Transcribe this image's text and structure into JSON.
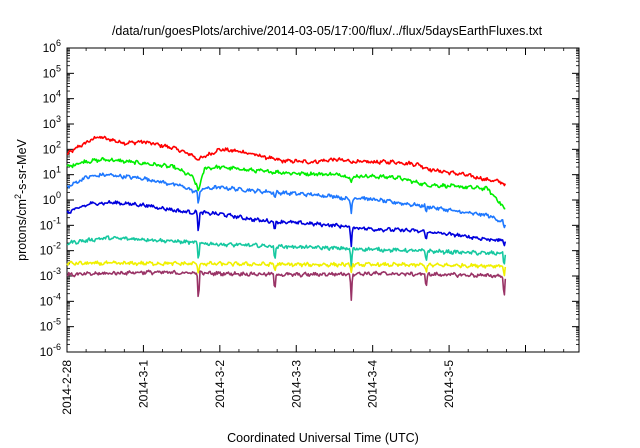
{
  "chart_data": {
    "type": "line",
    "title": "/data/run/goesPlots/archive/2014-03-05/17:00/flux/../flux/5daysEarthFluxes.txt",
    "xlabel": "Coordinated Universal Time (UTC)",
    "ylabel_prefix": "protons/cm",
    "ylabel_sup": "2",
    "ylabel_suffix": "-s-sr-MeV",
    "xlim": [
      0,
      6.7
    ],
    "ylim_log10": [
      -6,
      6
    ],
    "yscale": "log",
    "grid": false,
    "y_ticks": [
      {
        "mant": "10",
        "exp": "-6",
        "value": -6
      },
      {
        "mant": "10",
        "exp": "-5",
        "value": -5
      },
      {
        "mant": "10",
        "exp": "-4",
        "value": -4
      },
      {
        "mant": "10",
        "exp": "-3",
        "value": -3
      },
      {
        "mant": "10",
        "exp": "-2",
        "value": -2
      },
      {
        "mant": "10",
        "exp": "-1",
        "value": -1
      },
      {
        "mant": "10",
        "exp": "0",
        "value": 0
      },
      {
        "mant": "10",
        "exp": "1",
        "value": 1
      },
      {
        "mant": "10",
        "exp": "2",
        "value": 2
      },
      {
        "mant": "10",
        "exp": "3",
        "value": 3
      },
      {
        "mant": "10",
        "exp": "4",
        "value": 4
      },
      {
        "mant": "10",
        "exp": "5",
        "value": 5
      },
      {
        "mant": "10",
        "exp": "6",
        "value": 6
      }
    ],
    "x_ticks": [
      {
        "label": "2014-2-28",
        "day": 0
      },
      {
        "label": "2014-3-1",
        "day": 1
      },
      {
        "label": "2014-3-2",
        "day": 2
      },
      {
        "label": "2014-3-3",
        "day": 3
      },
      {
        "label": "2014-3-4",
        "day": 4
      },
      {
        "label": "2014-3-5",
        "day": 5
      }
    ],
    "series": [
      {
        "color": "#ff0000",
        "anchors": [
          [
            0.0,
            1.8
          ],
          [
            0.15,
            2.1
          ],
          [
            0.4,
            2.5
          ],
          [
            0.75,
            2.25
          ],
          [
            1.0,
            2.3
          ],
          [
            1.4,
            2.05
          ],
          [
            1.65,
            1.75
          ],
          [
            1.72,
            1.6
          ],
          [
            2.0,
            2.0
          ],
          [
            2.3,
            1.9
          ],
          [
            2.8,
            1.55
          ],
          [
            3.2,
            1.5
          ],
          [
            3.5,
            1.6
          ],
          [
            3.8,
            1.5
          ],
          [
            4.3,
            1.5
          ],
          [
            4.6,
            1.4
          ],
          [
            4.75,
            1.2
          ],
          [
            5.2,
            1.0
          ],
          [
            5.5,
            0.8
          ],
          [
            5.7,
            0.7
          ],
          [
            5.74,
            0.55
          ]
        ],
        "dips": []
      },
      {
        "color": "#00ee00",
        "anchors": [
          [
            0.0,
            1.3
          ],
          [
            0.2,
            1.5
          ],
          [
            0.5,
            1.6
          ],
          [
            1.0,
            1.45
          ],
          [
            1.4,
            1.3
          ],
          [
            1.65,
            0.9
          ],
          [
            1.72,
            0.4
          ],
          [
            1.8,
            1.25
          ],
          [
            2.0,
            1.3
          ],
          [
            2.5,
            1.15
          ],
          [
            3.0,
            1.05
          ],
          [
            3.6,
            1.0
          ],
          [
            3.72,
            0.85
          ],
          [
            3.8,
            0.95
          ],
          [
            4.3,
            0.9
          ],
          [
            4.7,
            0.6
          ],
          [
            5.0,
            0.55
          ],
          [
            5.5,
            0.45
          ],
          [
            5.74,
            -0.35
          ]
        ],
        "dips": [
          [
            1.72,
            0.3
          ],
          [
            3.72,
            0.7
          ],
          [
            5.72,
            -0.4
          ]
        ]
      },
      {
        "color": "#1e78ff",
        "anchors": [
          [
            0.0,
            0.5
          ],
          [
            0.25,
            0.9
          ],
          [
            0.5,
            1.0
          ],
          [
            1.0,
            0.85
          ],
          [
            1.5,
            0.55
          ],
          [
            1.7,
            0.3
          ],
          [
            1.8,
            0.45
          ],
          [
            2.0,
            0.5
          ],
          [
            2.5,
            0.35
          ],
          [
            3.0,
            0.25
          ],
          [
            3.5,
            0.15
          ],
          [
            3.72,
            0.0
          ],
          [
            3.8,
            0.1
          ],
          [
            4.3,
            -0.1
          ],
          [
            4.7,
            -0.25
          ],
          [
            5.2,
            -0.5
          ],
          [
            5.5,
            -0.6
          ],
          [
            5.74,
            -0.9
          ]
        ],
        "dips": [
          [
            1.72,
            -0.2
          ],
          [
            2.72,
            0.0
          ],
          [
            3.72,
            -0.5
          ],
          [
            4.7,
            -0.5
          ],
          [
            5.72,
            -1.2
          ]
        ]
      },
      {
        "color": "#0000dd",
        "anchors": [
          [
            0.0,
            -0.5
          ],
          [
            0.3,
            -0.15
          ],
          [
            0.6,
            -0.1
          ],
          [
            1.0,
            -0.2
          ],
          [
            1.5,
            -0.45
          ],
          [
            1.72,
            -0.5
          ],
          [
            2.0,
            -0.55
          ],
          [
            2.5,
            -0.8
          ],
          [
            3.0,
            -0.9
          ],
          [
            3.5,
            -1.0
          ],
          [
            4.0,
            -1.15
          ],
          [
            4.5,
            -1.2
          ],
          [
            5.0,
            -1.35
          ],
          [
            5.5,
            -1.55
          ],
          [
            5.74,
            -1.6
          ]
        ],
        "dips": [
          [
            1.72,
            -1.35
          ],
          [
            2.72,
            -1.3
          ],
          [
            3.72,
            -1.9
          ],
          [
            4.7,
            -1.6
          ],
          [
            5.72,
            -1.9
          ]
        ]
      },
      {
        "color": "#16c8a0",
        "anchors": [
          [
            0.0,
            -1.7
          ],
          [
            0.5,
            -1.5
          ],
          [
            1.0,
            -1.55
          ],
          [
            1.5,
            -1.65
          ],
          [
            2.0,
            -1.75
          ],
          [
            2.5,
            -1.8
          ],
          [
            3.0,
            -1.85
          ],
          [
            3.5,
            -1.9
          ],
          [
            4.0,
            -1.95
          ],
          [
            4.5,
            -2.0
          ],
          [
            5.0,
            -2.05
          ],
          [
            5.5,
            -2.1
          ],
          [
            5.74,
            -2.1
          ]
        ],
        "dips": [
          [
            1.72,
            -2.5
          ],
          [
            2.72,
            -2.5
          ],
          [
            3.72,
            -2.7
          ],
          [
            4.7,
            -2.4
          ],
          [
            5.72,
            -2.6
          ]
        ]
      },
      {
        "color": "#f0f000",
        "anchors": [
          [
            0.0,
            -2.5
          ],
          [
            1.0,
            -2.5
          ],
          [
            2.0,
            -2.52
          ],
          [
            3.0,
            -2.55
          ],
          [
            4.0,
            -2.55
          ],
          [
            5.0,
            -2.58
          ],
          [
            5.74,
            -2.6
          ]
        ],
        "dips": [
          [
            1.72,
            -3.0
          ],
          [
            2.72,
            -2.8
          ],
          [
            3.72,
            -2.9
          ],
          [
            4.7,
            -2.85
          ],
          [
            5.72,
            -3.0
          ]
        ]
      },
      {
        "color": "#993366",
        "anchors": [
          [
            0.0,
            -2.95
          ],
          [
            1.0,
            -2.85
          ],
          [
            2.0,
            -2.9
          ],
          [
            3.0,
            -2.95
          ],
          [
            4.0,
            -2.9
          ],
          [
            5.0,
            -2.95
          ],
          [
            5.74,
            -3.0
          ]
        ],
        "dips": [
          [
            1.72,
            -4.0
          ],
          [
            2.72,
            -3.6
          ],
          [
            3.72,
            -3.9
          ],
          [
            4.7,
            -3.5
          ],
          [
            5.72,
            -4.0
          ]
        ]
      }
    ]
  }
}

WHAT THE TASK REQUIRES
Report only a number: how many lines in the material above contain the string "color".

RESULT BELOW
7